(Data records)
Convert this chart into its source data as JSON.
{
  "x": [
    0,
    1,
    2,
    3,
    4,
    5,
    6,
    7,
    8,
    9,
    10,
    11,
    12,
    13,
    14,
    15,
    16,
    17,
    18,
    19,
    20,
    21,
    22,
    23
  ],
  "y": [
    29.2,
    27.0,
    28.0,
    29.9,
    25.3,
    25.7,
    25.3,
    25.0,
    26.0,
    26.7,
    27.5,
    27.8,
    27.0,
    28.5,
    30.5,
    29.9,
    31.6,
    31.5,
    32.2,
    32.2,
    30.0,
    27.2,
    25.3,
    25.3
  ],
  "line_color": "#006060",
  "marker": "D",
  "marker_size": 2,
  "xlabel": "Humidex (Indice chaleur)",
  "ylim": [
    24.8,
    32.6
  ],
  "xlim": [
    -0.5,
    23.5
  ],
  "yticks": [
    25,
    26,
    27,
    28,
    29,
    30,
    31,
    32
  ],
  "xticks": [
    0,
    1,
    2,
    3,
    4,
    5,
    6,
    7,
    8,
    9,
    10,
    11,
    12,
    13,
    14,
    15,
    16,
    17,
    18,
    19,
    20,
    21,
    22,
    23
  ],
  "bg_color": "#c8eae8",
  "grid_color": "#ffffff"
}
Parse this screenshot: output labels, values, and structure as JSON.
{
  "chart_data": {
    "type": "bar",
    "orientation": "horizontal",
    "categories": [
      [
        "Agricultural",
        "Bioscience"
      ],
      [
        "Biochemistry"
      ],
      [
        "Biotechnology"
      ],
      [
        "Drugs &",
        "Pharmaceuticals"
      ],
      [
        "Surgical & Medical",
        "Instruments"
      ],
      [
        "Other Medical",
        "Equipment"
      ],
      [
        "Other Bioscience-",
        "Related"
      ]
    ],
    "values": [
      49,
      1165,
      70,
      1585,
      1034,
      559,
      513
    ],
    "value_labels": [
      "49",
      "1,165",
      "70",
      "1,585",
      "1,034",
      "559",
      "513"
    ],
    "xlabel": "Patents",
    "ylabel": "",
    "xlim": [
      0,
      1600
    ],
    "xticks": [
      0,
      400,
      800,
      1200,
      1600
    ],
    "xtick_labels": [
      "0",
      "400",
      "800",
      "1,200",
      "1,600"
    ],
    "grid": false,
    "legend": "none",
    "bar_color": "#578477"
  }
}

> [Task instructions]
Pull every line containing "xlabel" from the material above.

> [Worked answer]
  "xlabel": "Humidex (Indice chaleur)",
    "xlabel": "Patents",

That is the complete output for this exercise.